EXCERPTED TEXT:
Monday, October 14, 2013

Puppy Love

I've done little in terms of writing these past two weeks beyond reaching chapters in two books, Finding Your Voice: How to Put Personality in Your Writing, by Les Edgerton and Structuring Your Novel: Essential Keys for Writing an Outstanding Story, by K.M. Weiland. I've been too distracted by one of the most adorable faces I've ever seen:

 
 
This is Penny, a long-haired Chihuahua mix we were hoping to adopt. She's one of the most well behaved, charming, funny, adorable dogs I've had the privilege of spending time with, and I'm absolutely in love with her despite her unruly hair. Unfortunately, whatever it is in our backyard that caused an allergic reaction in, and eventually killed, our Jack Russell Terrier is causing a reaction in her as well. As much as I want to keep her, we know it isn't in her best interest, so this weekend, she'll be going back to the safety of her foster mom.

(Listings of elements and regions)

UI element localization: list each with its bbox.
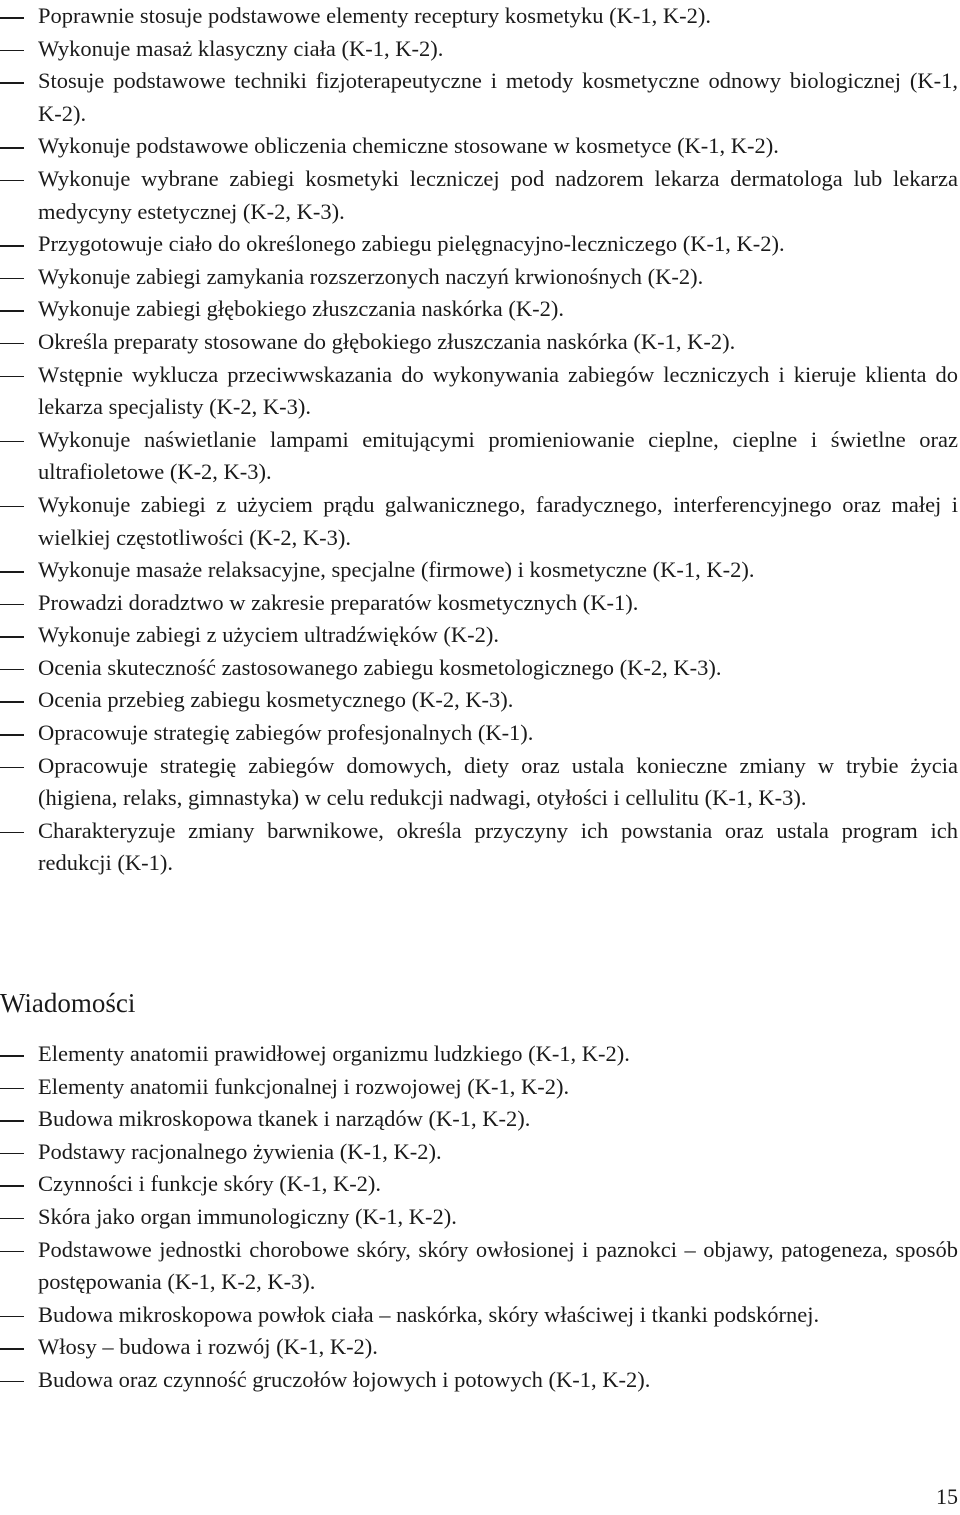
list-item: Wykonuje naświetlanie lampami emitującymi promieniowanie cieplne, cieplne i świetlne oraz ultrafioletowe (K-2, K-3). xyxy=(0,424,960,489)
list-item: Ocenia przebieg zabiegu kosmetycznego (K-2, K-3). xyxy=(0,684,960,717)
list-item: Wykonuje zabiegi głębokiego złuszczania naskórka (K-2). xyxy=(0,293,960,326)
list-item: Stosuje podstawowe techniki fizjoterapeutyczne i metody kosmetyczne odnowy biologicznej (K-1, K-2). xyxy=(0,65,960,130)
list-item: Ocenia skuteczność zastosowanego zabiegu kosmetologicznego (K-2, K-3). xyxy=(0,652,960,685)
list-item: Opracowuje strategię zabiegów domowych, diety oraz ustala konieczne zmiany w trybie życia (higiena, relaks, gimnastyka) w celu redukcji nadwagi, otyłości i cellulitu (K-1, K-3). xyxy=(0,750,960,815)
page-number: 15 xyxy=(936,1484,958,1509)
list-item: Budowa mikroskopowa tkanek i narządów (K-1, K-2). xyxy=(0,1103,960,1136)
list-item: Prowadzi doradztwo w zakresie preparatów kosmetycznych (K-1). xyxy=(0,587,960,620)
list-item: Elementy anatomii prawidłowej organizmu ludzkiego (K-1, K-2). xyxy=(0,1038,960,1071)
list-item: Wykonuje masaże relaksacyjne, specjalne (firmowe) i kosmetyczne (K-1, K-2). xyxy=(0,554,960,587)
list-item: Wykonuje zabiegi z użyciem ultradźwięków (K-2). xyxy=(0,619,960,652)
list-item: Podstawowe jednostki chorobowe skóry, skóry owłosionej i paznokci – objawy, patogeneza, sposób postępowania (K-1, K-2, K-3). xyxy=(0,1234,960,1299)
list-item: Włosy – budowa i rozwój (K-1, K-2). xyxy=(0,1331,960,1364)
list-item: Wykonuje zabiegi zamykania rozszerzonych naczyń krwionośnych (K-2). xyxy=(0,261,960,294)
list-item: Wykonuje wybrane zabiegi kosmetyki leczniczej pod nadzorem lekarza dermatologa lub lekarza medycyny estetycznej (K-2, K-3). xyxy=(0,163,960,228)
list-item: Poprawnie stosuje podstawowe elementy receptury kosmetyku (K-1, K-2). xyxy=(0,0,960,33)
section-heading-knowledge: Wiadomości xyxy=(0,988,136,1018)
knowledge-list xyxy=(0,1038,960,1397)
list-item: Wykonuje podstawowe obliczenia chemiczne stosowane w kosmetyce (K-1, K-2). xyxy=(0,130,960,163)
list-item: Wykonuje masaż klasyczny ciała (K-1, K-2). xyxy=(0,33,960,66)
list-item: Wykonuje zabiegi z użyciem prądu galwanicznego, faradycznego, interferencyjnego oraz małej i wielkiej częstotliwości (K-2, K-3). xyxy=(0,489,960,554)
list-item: Wstępnie wyklucza przeciwwskazania do wykonywania zabiegów leczniczych i kieruje klienta do lekarza specjalisty (K-2, K-3). xyxy=(0,359,960,424)
list-item: Skóra jako organ immunologiczny (K-1, K-2). xyxy=(0,1201,960,1234)
list-item: Podstawy racjonalnego żywienia (K-1, K-2). xyxy=(0,1136,960,1169)
list-item: Elementy anatomii funkcjonalnej i rozwojowej (K-1, K-2). xyxy=(0,1071,960,1104)
list-item: Określa preparaty stosowane do głębokiego złuszczania naskórka (K-1, K-2). xyxy=(0,326,960,359)
list-item: Czynności i funkcje skóry (K-1, K-2). xyxy=(0,1168,960,1201)
list-item: Charakteryzuje zmiany barwnikowe, określa przyczyny ich powstania oraz ustala program ich redukcji (K-1). xyxy=(0,815,960,880)
list-item: Przygotowuje ciało do określonego zabiegu pielęgnacyjno-leczniczego (K-1, K-2). xyxy=(0,228,960,261)
list-item: Budowa oraz czynność gruczołów łojowych i potowych (K-1, K-2). xyxy=(0,1364,960,1397)
list-item: Opracowuje strategię zabiegów profesjonalnych (K-1). xyxy=(0,717,960,750)
list-item: Budowa mikroskopowa powłok ciała – naskórka, skóry właściwej i tkanki podskórnej. xyxy=(0,1299,960,1332)
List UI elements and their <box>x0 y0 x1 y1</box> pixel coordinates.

TASK OBJECTIVE:
Reproduce the blog post about Penny word for word, from "I've done little" up to and including "of her foster mom.". Work from the blog post alone, without the items.

OUTPUT OF THE TASK:
I've done little in terms of writing these past two weeks beyond reaching chapters in two books, Finding Your Voice: How to Put Personality in Your Writing, by Les Edgerton and Structuring Your Novel: Essential Keys for Writing an Outstanding Story, by K.M. Weiland. I've been too distracted by one of the most adorable faces I've ever seen:

 
 
This is Penny, a long-haired Chihuahua mix we were hoping to adopt. She's one of the most well behaved, charming, funny, adorable dogs I've had the privilege of spending time with, and I'm absolutely in love with her despite her unruly hair. Unfortunately, whatever it is in our backyard that caused an allergic reaction in, and eventually killed, our Jack Russell Terrier is causing a reaction in her as well. As much as I want to keep her, we know it isn't in her best interest, so this weekend, she'll be going back to the safety of her foster mom.